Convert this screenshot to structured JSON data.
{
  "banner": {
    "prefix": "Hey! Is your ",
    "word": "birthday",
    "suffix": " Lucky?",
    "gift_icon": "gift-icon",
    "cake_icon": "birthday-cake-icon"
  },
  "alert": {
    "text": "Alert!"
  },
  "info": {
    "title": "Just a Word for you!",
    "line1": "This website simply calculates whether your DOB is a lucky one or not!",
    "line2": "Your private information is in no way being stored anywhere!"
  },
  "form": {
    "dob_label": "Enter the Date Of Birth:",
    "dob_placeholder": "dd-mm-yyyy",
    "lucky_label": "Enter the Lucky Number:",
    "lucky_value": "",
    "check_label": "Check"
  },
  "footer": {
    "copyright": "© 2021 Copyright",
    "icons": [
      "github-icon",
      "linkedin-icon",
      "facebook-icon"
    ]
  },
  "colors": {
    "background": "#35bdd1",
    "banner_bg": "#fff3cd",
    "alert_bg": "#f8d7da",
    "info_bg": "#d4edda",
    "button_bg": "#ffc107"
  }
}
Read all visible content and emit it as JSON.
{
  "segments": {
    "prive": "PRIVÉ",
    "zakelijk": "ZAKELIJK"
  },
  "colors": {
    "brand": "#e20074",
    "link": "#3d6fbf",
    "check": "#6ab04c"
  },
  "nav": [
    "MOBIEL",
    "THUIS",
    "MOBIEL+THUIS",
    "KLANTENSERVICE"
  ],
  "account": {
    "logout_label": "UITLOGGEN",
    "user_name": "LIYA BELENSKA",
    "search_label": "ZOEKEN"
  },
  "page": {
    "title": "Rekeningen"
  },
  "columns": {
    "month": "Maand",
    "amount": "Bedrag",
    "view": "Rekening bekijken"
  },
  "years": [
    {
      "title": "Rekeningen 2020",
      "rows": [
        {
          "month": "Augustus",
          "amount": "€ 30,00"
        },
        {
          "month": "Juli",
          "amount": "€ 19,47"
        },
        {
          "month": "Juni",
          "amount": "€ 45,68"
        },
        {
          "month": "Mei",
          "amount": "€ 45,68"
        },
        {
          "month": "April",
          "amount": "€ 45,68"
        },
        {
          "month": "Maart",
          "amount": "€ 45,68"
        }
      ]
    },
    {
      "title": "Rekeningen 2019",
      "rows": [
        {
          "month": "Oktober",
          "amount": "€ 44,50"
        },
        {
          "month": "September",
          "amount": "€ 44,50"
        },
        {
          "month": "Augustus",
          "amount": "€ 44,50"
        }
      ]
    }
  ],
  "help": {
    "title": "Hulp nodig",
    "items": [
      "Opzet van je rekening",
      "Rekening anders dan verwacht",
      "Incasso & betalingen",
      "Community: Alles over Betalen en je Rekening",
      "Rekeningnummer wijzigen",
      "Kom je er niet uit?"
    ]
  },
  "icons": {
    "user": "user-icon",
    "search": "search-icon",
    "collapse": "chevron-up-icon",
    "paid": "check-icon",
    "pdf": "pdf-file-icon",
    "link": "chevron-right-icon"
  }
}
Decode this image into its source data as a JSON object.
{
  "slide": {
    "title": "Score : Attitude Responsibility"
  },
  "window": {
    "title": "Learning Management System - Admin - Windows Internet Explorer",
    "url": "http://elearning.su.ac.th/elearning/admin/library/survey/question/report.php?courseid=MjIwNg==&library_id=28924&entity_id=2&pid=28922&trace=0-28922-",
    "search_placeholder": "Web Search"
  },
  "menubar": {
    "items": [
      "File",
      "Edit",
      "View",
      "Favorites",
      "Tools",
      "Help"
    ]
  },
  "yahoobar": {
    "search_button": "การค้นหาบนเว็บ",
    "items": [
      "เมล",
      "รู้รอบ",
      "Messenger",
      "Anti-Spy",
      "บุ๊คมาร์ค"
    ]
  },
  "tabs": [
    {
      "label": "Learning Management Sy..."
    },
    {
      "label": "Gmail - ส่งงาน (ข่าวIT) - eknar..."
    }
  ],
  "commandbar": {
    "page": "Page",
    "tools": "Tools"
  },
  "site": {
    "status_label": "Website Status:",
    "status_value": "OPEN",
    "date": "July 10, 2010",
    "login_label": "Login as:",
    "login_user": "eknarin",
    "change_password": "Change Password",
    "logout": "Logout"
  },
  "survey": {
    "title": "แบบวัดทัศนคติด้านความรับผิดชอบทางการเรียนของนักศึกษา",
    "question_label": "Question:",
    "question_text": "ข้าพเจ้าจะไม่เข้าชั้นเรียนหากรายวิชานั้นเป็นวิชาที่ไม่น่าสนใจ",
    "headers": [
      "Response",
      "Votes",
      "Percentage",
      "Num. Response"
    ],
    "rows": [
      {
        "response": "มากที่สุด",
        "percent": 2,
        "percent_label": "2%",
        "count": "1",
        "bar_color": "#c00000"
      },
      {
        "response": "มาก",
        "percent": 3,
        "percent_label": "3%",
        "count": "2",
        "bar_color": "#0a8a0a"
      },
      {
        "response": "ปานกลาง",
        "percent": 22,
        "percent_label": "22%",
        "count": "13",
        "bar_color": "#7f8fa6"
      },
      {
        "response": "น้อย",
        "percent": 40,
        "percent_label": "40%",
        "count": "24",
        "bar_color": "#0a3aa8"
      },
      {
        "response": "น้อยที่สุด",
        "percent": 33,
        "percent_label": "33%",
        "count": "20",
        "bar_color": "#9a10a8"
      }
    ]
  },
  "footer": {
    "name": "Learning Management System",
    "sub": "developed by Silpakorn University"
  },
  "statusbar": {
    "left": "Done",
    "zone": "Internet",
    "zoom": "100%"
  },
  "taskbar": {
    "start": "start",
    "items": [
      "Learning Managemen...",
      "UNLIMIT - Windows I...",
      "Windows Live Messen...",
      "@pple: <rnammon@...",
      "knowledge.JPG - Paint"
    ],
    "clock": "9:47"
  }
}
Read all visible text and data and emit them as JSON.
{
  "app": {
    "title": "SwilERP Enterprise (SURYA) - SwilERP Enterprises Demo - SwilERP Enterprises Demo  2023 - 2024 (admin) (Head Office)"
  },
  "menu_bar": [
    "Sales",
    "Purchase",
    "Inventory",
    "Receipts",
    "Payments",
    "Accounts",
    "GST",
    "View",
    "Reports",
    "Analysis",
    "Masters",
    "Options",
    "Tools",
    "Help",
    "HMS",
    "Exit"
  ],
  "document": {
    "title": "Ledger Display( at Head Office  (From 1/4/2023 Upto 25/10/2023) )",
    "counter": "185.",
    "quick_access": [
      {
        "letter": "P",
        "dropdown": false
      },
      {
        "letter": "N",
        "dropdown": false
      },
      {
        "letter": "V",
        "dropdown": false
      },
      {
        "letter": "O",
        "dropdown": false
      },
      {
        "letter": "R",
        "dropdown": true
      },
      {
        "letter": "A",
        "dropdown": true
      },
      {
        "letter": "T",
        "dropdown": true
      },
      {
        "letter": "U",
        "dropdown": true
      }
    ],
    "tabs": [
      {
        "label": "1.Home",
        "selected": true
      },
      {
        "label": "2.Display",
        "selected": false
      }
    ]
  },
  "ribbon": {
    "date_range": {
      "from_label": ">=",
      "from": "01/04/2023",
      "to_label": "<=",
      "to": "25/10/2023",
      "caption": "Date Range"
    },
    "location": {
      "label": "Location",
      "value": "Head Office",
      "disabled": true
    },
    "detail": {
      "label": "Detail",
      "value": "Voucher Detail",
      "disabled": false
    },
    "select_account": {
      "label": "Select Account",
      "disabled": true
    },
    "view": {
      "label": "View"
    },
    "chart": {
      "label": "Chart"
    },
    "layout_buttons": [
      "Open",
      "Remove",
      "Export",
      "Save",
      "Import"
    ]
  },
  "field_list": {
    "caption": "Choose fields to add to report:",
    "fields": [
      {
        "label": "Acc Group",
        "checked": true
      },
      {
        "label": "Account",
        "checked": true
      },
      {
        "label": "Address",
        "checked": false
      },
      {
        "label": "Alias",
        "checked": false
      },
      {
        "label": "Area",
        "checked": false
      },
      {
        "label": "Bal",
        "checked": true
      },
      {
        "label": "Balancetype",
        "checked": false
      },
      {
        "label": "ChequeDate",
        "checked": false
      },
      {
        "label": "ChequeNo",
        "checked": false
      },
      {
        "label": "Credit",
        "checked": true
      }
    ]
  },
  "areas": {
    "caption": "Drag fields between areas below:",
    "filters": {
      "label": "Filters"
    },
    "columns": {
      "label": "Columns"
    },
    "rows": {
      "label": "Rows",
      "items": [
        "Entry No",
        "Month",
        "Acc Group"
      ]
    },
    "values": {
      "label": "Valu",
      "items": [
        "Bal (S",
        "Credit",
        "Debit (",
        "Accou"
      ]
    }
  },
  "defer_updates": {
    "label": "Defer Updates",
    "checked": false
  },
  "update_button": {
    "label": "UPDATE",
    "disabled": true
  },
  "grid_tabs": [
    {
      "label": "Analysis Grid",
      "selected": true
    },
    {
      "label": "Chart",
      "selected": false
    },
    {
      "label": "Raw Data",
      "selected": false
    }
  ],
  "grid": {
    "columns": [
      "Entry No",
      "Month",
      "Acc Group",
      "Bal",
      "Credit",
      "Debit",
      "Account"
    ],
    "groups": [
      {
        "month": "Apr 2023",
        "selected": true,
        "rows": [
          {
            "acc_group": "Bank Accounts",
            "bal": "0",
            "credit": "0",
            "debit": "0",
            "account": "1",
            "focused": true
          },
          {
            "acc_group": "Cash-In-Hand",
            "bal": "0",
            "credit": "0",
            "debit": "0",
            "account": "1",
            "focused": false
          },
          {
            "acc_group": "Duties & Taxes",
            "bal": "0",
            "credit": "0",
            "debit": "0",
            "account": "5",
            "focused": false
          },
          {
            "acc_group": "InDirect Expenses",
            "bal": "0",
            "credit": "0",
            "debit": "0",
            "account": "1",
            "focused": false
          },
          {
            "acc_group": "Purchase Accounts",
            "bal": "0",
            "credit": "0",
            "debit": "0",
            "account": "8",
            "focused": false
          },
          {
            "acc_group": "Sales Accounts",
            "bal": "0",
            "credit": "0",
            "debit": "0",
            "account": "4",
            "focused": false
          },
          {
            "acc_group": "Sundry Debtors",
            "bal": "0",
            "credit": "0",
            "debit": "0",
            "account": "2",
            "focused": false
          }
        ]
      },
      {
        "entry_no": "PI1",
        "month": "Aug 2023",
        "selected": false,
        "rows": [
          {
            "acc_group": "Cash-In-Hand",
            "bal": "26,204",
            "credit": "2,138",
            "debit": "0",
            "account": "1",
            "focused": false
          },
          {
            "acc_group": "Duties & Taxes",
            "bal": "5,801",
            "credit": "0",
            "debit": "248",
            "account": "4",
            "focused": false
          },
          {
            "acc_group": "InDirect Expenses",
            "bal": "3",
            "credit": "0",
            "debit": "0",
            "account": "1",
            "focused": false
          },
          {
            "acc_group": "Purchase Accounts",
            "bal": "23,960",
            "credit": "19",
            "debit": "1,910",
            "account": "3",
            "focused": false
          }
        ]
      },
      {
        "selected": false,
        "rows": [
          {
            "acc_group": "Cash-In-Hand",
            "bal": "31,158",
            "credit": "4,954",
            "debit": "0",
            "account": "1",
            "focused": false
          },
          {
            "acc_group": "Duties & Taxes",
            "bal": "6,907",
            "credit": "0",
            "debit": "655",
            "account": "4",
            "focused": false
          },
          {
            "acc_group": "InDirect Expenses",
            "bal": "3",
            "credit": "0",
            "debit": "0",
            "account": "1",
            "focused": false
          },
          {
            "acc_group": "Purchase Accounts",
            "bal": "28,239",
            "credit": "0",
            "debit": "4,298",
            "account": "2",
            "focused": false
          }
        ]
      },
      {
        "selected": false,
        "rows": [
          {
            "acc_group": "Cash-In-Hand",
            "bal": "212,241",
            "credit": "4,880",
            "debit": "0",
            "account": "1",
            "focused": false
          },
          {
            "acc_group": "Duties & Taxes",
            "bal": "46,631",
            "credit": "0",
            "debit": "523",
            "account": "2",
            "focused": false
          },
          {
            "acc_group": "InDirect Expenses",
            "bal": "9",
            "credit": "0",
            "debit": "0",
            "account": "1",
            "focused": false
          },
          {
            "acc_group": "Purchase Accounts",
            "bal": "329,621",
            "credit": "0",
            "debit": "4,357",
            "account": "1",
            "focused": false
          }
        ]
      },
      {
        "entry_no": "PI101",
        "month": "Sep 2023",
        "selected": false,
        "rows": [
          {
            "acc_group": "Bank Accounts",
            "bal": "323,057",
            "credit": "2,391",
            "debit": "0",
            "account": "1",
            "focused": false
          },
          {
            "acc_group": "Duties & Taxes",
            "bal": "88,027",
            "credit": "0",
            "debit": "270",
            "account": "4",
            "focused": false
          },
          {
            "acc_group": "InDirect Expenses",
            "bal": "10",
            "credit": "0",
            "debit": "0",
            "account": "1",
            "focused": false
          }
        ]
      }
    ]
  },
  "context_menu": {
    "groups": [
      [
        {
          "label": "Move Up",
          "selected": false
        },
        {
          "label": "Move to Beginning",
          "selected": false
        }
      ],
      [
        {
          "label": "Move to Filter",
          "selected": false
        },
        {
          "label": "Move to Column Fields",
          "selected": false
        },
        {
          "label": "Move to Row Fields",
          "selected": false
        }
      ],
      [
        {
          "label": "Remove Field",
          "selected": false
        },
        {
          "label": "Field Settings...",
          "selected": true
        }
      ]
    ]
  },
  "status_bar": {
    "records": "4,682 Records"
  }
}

■ ■ ■ ■

Given task — Look through the entries above; copy every line holding the string "Read".

Complete output —
Read all visible content and emit it as JSON.
Read all visible text and data and emit them as JSON.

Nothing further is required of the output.